● **Given request**
Here are records with pictures in them. Copy all of them exactly and leave the pictures out.

● **Available records**
============================================================

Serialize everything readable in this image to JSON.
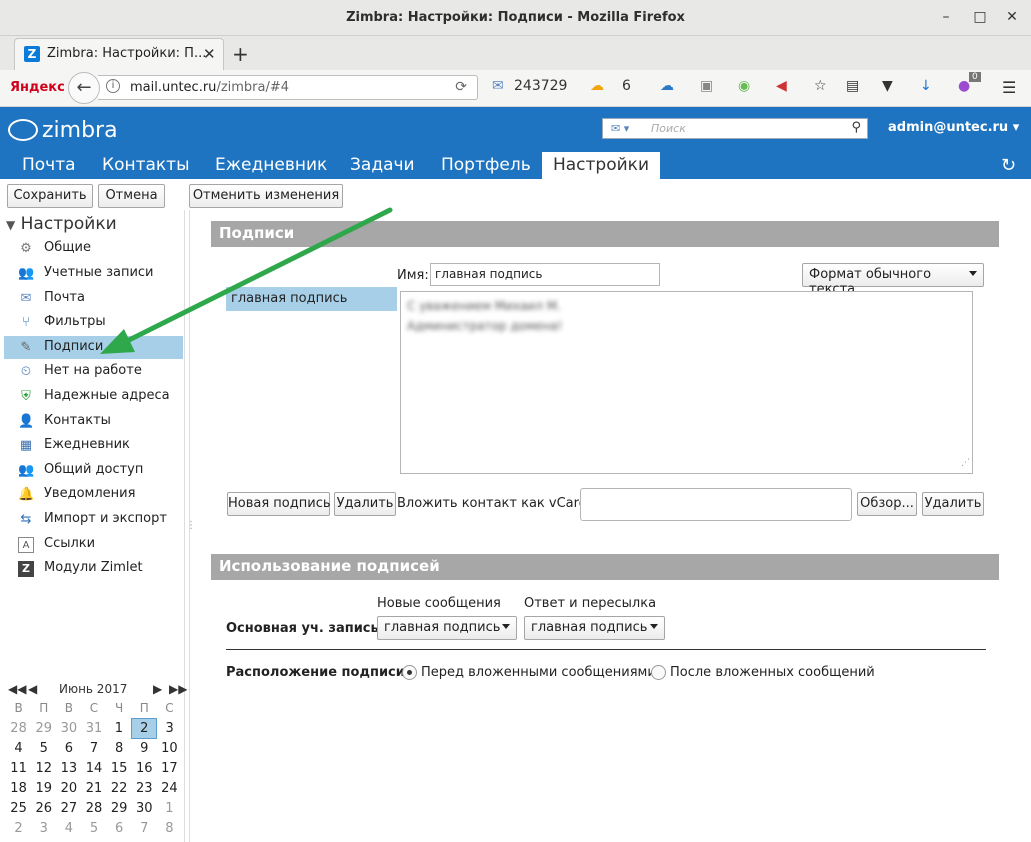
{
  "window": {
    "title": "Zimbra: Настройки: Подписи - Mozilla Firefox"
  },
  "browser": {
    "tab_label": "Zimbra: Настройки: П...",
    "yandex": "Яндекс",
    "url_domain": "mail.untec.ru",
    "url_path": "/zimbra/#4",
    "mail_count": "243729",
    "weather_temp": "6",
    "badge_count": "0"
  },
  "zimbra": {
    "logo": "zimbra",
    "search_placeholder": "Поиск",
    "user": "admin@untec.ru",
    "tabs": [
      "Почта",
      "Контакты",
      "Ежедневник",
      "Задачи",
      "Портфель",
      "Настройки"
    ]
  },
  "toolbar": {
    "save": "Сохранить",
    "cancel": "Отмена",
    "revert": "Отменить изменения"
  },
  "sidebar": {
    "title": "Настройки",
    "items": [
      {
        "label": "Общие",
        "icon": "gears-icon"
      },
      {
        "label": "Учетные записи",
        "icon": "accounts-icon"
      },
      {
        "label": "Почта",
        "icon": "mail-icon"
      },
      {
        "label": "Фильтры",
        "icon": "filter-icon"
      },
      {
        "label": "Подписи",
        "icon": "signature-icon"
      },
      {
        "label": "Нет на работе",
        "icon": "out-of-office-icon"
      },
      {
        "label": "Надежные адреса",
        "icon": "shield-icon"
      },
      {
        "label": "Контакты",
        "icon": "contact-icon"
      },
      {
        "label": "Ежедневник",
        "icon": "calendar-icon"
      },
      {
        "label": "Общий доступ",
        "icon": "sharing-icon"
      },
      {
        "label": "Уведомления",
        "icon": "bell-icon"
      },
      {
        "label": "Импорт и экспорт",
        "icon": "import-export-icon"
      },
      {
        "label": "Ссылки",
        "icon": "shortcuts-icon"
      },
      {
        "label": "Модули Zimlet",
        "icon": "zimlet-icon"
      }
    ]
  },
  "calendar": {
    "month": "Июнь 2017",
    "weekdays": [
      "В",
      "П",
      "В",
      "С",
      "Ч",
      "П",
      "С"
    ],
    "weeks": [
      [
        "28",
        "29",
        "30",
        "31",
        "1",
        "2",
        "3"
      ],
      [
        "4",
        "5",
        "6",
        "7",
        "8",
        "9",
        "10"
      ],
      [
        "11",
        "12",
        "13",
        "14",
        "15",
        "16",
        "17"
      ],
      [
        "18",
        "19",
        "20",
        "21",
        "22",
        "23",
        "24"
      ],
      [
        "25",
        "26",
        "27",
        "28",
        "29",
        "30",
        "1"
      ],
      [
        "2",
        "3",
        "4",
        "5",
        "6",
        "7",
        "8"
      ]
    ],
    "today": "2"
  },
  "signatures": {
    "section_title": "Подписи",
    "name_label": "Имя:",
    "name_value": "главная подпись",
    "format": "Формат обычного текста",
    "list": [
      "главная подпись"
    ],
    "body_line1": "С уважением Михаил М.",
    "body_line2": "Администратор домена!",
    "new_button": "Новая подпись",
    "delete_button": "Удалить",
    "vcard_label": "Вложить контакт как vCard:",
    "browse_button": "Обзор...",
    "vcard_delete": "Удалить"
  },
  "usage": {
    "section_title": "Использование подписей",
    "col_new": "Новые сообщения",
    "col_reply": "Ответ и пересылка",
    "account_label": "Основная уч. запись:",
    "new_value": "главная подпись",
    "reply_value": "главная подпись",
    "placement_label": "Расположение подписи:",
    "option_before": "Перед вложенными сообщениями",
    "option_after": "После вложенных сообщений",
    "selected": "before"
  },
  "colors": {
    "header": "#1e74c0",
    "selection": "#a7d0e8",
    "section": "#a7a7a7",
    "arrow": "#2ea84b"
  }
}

============================================================

● **Finished task**
Serialize everything readable in this image to JSON.
{
  "window": {
    "title": "Zimbra: Настройки: Подписи - Mozilla Firefox"
  },
  "browser": {
    "tab_label": "Zimbra: Настройки: П...",
    "yandex": "Яндекс",
    "url_domain": "mail.untec.ru",
    "url_path": "/zimbra/#4",
    "mail_count": "243729",
    "weather_temp": "6",
    "badge_count": "0"
  },
  "zimbra": {
    "logo": "zimbra",
    "search_placeholder": "Поиск",
    "user": "admin@untec.ru",
    "tabs": [
      "Почта",
      "Контакты",
      "Ежедневник",
      "Задачи",
      "Портфель",
      "Настройки"
    ]
  },
  "toolbar": {
    "save": "Сохранить",
    "cancel": "Отмена",
    "revert": "Отменить изменения"
  },
  "sidebar": {
    "title": "Настройки",
    "items": [
      {
        "label": "Общие",
        "icon": "gears-icon"
      },
      {
        "label": "Учетные записи",
        "icon": "accounts-icon"
      },
      {
        "label": "Почта",
        "icon": "mail-icon"
      },
      {
        "label": "Фильтры",
        "icon": "filter-icon"
      },
      {
        "label": "Подписи",
        "icon": "signature-icon"
      },
      {
        "label": "Нет на работе",
        "icon": "out-of-office-icon"
      },
      {
        "label": "Надежные адреса",
        "icon": "shield-icon"
      },
      {
        "label": "Контакты",
        "icon": "contact-icon"
      },
      {
        "label": "Ежедневник",
        "icon": "calendar-icon"
      },
      {
        "label": "Общий доступ",
        "icon": "sharing-icon"
      },
      {
        "label": "Уведомления",
        "icon": "bell-icon"
      },
      {
        "label": "Импорт и экспорт",
        "icon": "import-export-icon"
      },
      {
        "label": "Ссылки",
        "icon": "shortcuts-icon"
      },
      {
        "label": "Модули Zimlet",
        "icon": "zimlet-icon"
      }
    ]
  },
  "calendar": {
    "month": "Июнь 2017",
    "weekdays": [
      "В",
      "П",
      "В",
      "С",
      "Ч",
      "П",
      "С"
    ],
    "weeks": [
      [
        "28",
        "29",
        "30",
        "31",
        "1",
        "2",
        "3"
      ],
      [
        "4",
        "5",
        "6",
        "7",
        "8",
        "9",
        "10"
      ],
      [
        "11",
        "12",
        "13",
        "14",
        "15",
        "16",
        "17"
      ],
      [
        "18",
        "19",
        "20",
        "21",
        "22",
        "23",
        "24"
      ],
      [
        "25",
        "26",
        "27",
        "28",
        "29",
        "30",
        "1"
      ],
      [
        "2",
        "3",
        "4",
        "5",
        "6",
        "7",
        "8"
      ]
    ],
    "today": "2"
  },
  "signatures": {
    "section_title": "Подписи",
    "name_label": "Имя:",
    "name_value": "главная подпись",
    "format": "Формат обычного текста",
    "list": [
      "главная подпись"
    ],
    "body_line1": "С уважением Михаил М.",
    "body_line2": "Администратор домена!",
    "new_button": "Новая подпись",
    "delete_button": "Удалить",
    "vcard_label": "Вложить контакт как vCard:",
    "browse_button": "Обзор...",
    "vcard_delete": "Удалить"
  },
  "usage": {
    "section_title": "Использование подписей",
    "col_new": "Новые сообщения",
    "col_reply": "Ответ и пересылка",
    "account_label": "Основная уч. запись:",
    "new_value": "главная подпись",
    "reply_value": "главная подпись",
    "placement_label": "Расположение подписи:",
    "option_before": "Перед вложенными сообщениями",
    "option_after": "После вложенных сообщений",
    "selected": "before"
  },
  "colors": {
    "header": "#1e74c0",
    "selection": "#a7d0e8",
    "section": "#a7a7a7",
    "arrow": "#2ea84b"
  }
}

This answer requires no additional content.